§ Tekstfragment
● ● ●

Christiansfeld is een plaats en voormalige gemeente in Denemarken. De plaats maakt deel uit van de gemeente Kolding. Het dorp, gesticht in de 18e eeuw als een kolonie van de Moravische Kerk, werd in 2015 erkend als UNESCO werelderfgoed.
Plaats
De plaats Christiansfeld telt 2845 inwoners (2007) en ligt ongeveer 20 kilometer ten zuiden van Kolding. Christiansfeld werd door Nederlanders gesticht rond het jaar 1773. Koning Christiaan VII van Denemarken gaf een veld aan de hernhutters, die een leefgemeenschap wilden stichten. Ze kregen de eerste tien jaar vrijstelling van belastingen en de vrijheid om er hun religie te belijden, destijds uniek in het Lutherse Denemarken.[2]
Bijzonderheden
Het dorp is een vestigingsplaats van de Deense voedingsmiddelenfabrikant Arla Foods. Het dorp staat tevens bekend om zijn honingkoekjes, die al sinds 1783 een begrip zijn voor Christiansfeld.
Voormalige gemeente
Christiansfeld was tot 2007 een zelfstandige gemeente. De oppervlakte bedroeg 211,37 km². De gemeente telde 9585 inwoners. De gemeente werd bij de herindeling verdeeld over de gemeenten Haderslev en Kolding.
Werelderfgoed
Christiansfeld is in 2015 tijdens de 39e sessie van de Commissie voor het Werelderfgoed opgenomen op de UNESCOwerelderfgoedlijst als "Christiansfeld, een Moravische kerknederzetting" vanwege het unieke dorpsbeeld. De 18e-eeuwse nederzetting Christiansfeld in Zuid-Jutland is een uitzonderlijk voorbeeld van een door de Moravische Kerk geplande kolonienederzetting, die de maatschappelijke en ethische idealen van de Moravische Kerk weerspiegelt. Gesticht in 1773, werd het gebouwd als een kolonie van de Moravische Kerk, een lutherse vrije gemeente ontstaan in Herrnhut in Saksen. Christiansfeld is een van de vele uitzonderlijke nederzettingen en het is het best bewaarde voorbeeld van een Noord-Europese kolonienederzetting gebouwd rond een centraal kerkplein. De stad presenteert een intacte en goed bewaarde verzameling gebouwen, georiënteerd langs twee tangentiële oost-west straten rond het Kerkplein en integreert een begraafplaats die buiten de stad is geplaatst. De stad weerspiegelt de maatschappelijke structuur van de Moravische Kerk, gekenmerkt door grote gemeenschappelijke huizen voor de weduwen en ongehuwde mannen en vrouwen van de congregatie. De architectuur is homogeen en onversierd, met gebouwen van één en twee verdiepingen in gele baksteen en met rode pannendaken. De verhoudingen, materialen en het vakmanschap dragen bij aan de bijzondere sfeer van rust en harmonie van de stad.[3] Deze werelderfgoederkenning werd in 2024 tijdens de 46e sessie van de Commissie voor het Werelderfgoed uitgebreid en aangepast naar "Moravische kerknederzettingen" nadat ook Herrnhut zelf en kolonies in het AmerikaanseBethlehem in Pennsylvania en het Noord-IerseGracehill aan de erkenning werden gekoppeld.

● ● ●

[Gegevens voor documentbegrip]
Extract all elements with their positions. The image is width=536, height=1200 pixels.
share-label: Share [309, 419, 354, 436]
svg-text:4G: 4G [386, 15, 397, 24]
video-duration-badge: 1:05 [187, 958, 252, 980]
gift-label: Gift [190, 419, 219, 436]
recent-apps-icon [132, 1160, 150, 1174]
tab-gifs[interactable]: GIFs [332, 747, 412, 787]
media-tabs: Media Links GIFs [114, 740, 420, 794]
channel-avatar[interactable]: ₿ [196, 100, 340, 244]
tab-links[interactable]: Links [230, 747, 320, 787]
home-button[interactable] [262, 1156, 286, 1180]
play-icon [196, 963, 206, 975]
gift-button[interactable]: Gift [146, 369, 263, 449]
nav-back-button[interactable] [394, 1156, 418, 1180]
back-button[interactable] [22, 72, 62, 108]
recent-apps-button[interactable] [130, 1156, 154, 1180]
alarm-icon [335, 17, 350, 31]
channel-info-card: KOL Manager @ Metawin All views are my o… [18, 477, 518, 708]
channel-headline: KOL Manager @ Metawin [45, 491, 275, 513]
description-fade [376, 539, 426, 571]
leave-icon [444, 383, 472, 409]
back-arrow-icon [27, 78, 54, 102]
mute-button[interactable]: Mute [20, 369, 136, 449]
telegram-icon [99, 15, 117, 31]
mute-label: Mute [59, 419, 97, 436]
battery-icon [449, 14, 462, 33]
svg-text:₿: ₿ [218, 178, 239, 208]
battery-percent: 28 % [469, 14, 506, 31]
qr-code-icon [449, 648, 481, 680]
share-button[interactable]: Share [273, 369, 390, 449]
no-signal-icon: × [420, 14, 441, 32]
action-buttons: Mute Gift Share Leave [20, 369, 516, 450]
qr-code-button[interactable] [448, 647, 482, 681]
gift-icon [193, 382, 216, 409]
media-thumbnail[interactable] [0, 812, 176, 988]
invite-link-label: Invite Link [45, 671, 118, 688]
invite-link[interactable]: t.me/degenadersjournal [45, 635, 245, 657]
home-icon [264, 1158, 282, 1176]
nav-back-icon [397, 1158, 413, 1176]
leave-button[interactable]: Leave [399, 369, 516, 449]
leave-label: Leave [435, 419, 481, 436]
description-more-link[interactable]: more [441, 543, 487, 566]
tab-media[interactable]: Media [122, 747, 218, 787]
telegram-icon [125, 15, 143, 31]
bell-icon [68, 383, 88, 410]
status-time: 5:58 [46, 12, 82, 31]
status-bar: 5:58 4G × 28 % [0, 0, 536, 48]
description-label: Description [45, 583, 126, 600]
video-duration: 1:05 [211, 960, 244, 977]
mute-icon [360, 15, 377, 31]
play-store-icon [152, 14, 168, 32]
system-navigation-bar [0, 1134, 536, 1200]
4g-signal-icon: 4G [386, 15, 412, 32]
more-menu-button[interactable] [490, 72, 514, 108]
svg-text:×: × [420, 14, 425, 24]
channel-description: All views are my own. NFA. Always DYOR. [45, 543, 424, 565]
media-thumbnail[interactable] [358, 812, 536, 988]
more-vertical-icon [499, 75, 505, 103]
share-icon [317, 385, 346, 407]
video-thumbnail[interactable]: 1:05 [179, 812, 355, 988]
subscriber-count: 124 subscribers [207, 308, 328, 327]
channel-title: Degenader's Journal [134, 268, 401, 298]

● ● ●

§ Opdracht 1
Hoeveel inwoners had de voormalige gemeente Christiansfeld volgens de tekst over Christiansfeld?
§ Opdracht 2
Zet de alinea die begint met "De plaats Christiansfeld telt" uit de tekst over Christiansfeld om in een beknopte opsomming met de belangrijkste feiten.
§ Opdracht 3
Citeer uit de tekst over Christiansfeld het stuk dat opent met de woorden "Christiansfeld is een plaats" en sluit met "zijn voor Christiansfeld.".

§ Antwoord 1
De voormalige gemeente telde 9585 inwoners.

§ Antwoord 2
- Christiansfeld telt 2845 inwoners (2007).
- De plaats ligt ongeveer 20 kilometer ten zuiden van Kolding.
- Nederlanders stichtten de plaats rond 1773.
- Koning Christiaan VII van Denemarken gaf een veld aan de hernhutters, die een leefgemeenschap wilden stichten.
- De hernhutters kregen de eerste tien jaar vrijstelling van belastingen.
- Ze kregen ook de vrijheid om er hun religie te belijden. Dat was destijds uniek in het Lutherse Denemarken.

§ Antwoord 3
Christiansfeld is een plaats en voormalige gemeente in Denemarken. De plaats maakt deel uit van de gemeente Kolding. Het dorp, gesticht in de 18e eeuw als een kolonie van de Moravische Kerk, werd in 2015 erkend als UNESCO werelderfgoed.
Plaats
De plaats Christiansfeld telt 2845 inwoners (2007) en ligt ongeveer 20 kilometer ten zuiden van Kolding. Christiansfeld werd door Nederlanders gesticht rond het jaar 1773. Koning Christiaan VII van Denemarken gaf een veld aan de hernhutters, die een leefgemeenschap wilden stichten. Ze kregen de eerste tien jaar vrijstelling van belastingen en de vrijheid om er hun religie te belijden, destijds uniek in het Lutherse Denemarken.[2]
Bijzonderheden
Het dorp is een vestigingsplaats van de Deense voedingsmiddelenfabrikant Arla Foods. Het dorp staat tevens bekend om zijn honingkoekjes, die al sinds 1783 een begrip zijn voor Christiansfeld.